[TASK TO CARRY OUT]
Format the data lines as a JSON list of strings, one string per line with blank lines omitted, starting at the line containing "Segment this screenshot: for" and running through the line containing "bolt-hole xyxy=(217,474,233,490)", both included.
─── RECORDS TO USE ───
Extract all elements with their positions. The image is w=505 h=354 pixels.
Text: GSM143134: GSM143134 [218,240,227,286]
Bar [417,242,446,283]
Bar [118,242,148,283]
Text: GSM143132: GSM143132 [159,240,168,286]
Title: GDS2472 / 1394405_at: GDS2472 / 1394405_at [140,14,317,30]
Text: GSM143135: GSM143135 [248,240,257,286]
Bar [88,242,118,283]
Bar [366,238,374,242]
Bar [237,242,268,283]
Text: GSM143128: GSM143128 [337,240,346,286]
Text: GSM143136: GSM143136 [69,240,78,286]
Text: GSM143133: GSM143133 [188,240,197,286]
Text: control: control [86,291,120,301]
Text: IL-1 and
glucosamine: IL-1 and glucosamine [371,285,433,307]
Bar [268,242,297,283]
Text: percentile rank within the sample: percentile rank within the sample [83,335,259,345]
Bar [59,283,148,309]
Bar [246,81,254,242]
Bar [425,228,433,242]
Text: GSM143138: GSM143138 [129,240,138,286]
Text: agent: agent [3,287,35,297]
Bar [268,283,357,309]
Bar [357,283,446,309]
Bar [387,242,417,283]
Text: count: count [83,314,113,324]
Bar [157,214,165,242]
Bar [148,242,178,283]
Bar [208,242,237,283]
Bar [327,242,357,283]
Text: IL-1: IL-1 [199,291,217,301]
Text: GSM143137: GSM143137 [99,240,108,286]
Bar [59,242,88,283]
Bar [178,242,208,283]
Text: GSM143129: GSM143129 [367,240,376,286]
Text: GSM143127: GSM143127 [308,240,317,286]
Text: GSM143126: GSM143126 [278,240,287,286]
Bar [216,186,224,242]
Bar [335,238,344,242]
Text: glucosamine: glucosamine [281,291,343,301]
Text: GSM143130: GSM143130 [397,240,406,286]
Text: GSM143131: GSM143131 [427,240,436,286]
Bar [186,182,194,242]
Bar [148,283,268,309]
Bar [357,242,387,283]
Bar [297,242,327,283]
───
─── RECORDS TO USE ───
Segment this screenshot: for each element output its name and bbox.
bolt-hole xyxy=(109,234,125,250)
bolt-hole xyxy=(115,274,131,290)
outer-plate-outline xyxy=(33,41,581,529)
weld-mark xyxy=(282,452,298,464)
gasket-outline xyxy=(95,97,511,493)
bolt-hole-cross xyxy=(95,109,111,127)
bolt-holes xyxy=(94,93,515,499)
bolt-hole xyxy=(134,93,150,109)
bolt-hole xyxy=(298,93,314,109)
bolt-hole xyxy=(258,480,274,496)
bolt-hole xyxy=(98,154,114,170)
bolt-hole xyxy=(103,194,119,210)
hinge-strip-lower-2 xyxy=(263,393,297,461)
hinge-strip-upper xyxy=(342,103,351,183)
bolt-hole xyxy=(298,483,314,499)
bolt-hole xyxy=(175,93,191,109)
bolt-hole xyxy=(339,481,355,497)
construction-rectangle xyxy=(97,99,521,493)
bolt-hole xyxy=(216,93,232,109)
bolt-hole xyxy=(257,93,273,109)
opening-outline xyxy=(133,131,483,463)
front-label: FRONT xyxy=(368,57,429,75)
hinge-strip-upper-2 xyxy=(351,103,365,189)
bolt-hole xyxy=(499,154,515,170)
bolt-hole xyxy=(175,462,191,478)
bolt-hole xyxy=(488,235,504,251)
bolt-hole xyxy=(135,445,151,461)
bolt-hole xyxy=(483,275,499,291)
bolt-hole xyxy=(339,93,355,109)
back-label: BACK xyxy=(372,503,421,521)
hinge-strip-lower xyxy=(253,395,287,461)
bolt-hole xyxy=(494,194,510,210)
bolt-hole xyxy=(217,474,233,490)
───
[SOLUTION]
[
  "Segment this screenshot: for each element output its name and bbox.",
  "bolt-hole xyxy=(109,234,125,250)",
  "bolt-hole xyxy=(115,274,131,290)",
  "outer-plate-outline xyxy=(33,41,581,529)",
  "weld-mark xyxy=(282,452,298,464)",
  "gasket-outline xyxy=(95,97,511,493)",
  "bolt-hole-cross xyxy=(95,109,111,127)",
  "bolt-holes xyxy=(94,93,515,499)",
  "bolt-hole xyxy=(134,93,150,109)",
  "bolt-hole xyxy=(298,93,314,109)",
  "bolt-hole xyxy=(258,480,274,496)",
  "bolt-hole xyxy=(98,154,114,170)",
  "bolt-hole xyxy=(103,194,119,210)",
  "hinge-strip-lower-2 xyxy=(263,393,297,461)",
  "hinge-strip-upper xyxy=(342,103,351,183)",
  "bolt-hole xyxy=(298,483,314,499)",
  "bolt-hole xyxy=(175,93,191,109)",
  "bolt-hole xyxy=(339,481,355,497)",
  "construction-rectangle xyxy=(97,99,521,493)",
  "bolt-hole xyxy=(216,93,232,109)",
  "bolt-hole xyxy=(257,93,273,109)",
  "opening-outline xyxy=(133,131,483,463)",
  "front-label: FRONT xyxy=(368,57,429,75)",
  "hinge-strip-upper-2 xyxy=(351,103,365,189)",
  "bolt-hole xyxy=(499,154,515,170)",
  "bolt-hole xyxy=(175,462,191,478)",
  "bolt-hole xyxy=(488,235,504,251)",
  "bolt-hole xyxy=(135,445,151,461)",
  "bolt-hole xyxy=(483,275,499,291)",
  "bolt-hole xyxy=(339,93,355,109)",
  "back-label: BACK xyxy=(372,503,421,521)",
  "hinge-strip-lower xyxy=(253,395,287,461)",
  "bolt-hole xyxy=(494,194,510,210)",
  "bolt-hole xyxy=(217,474,233,490)"
]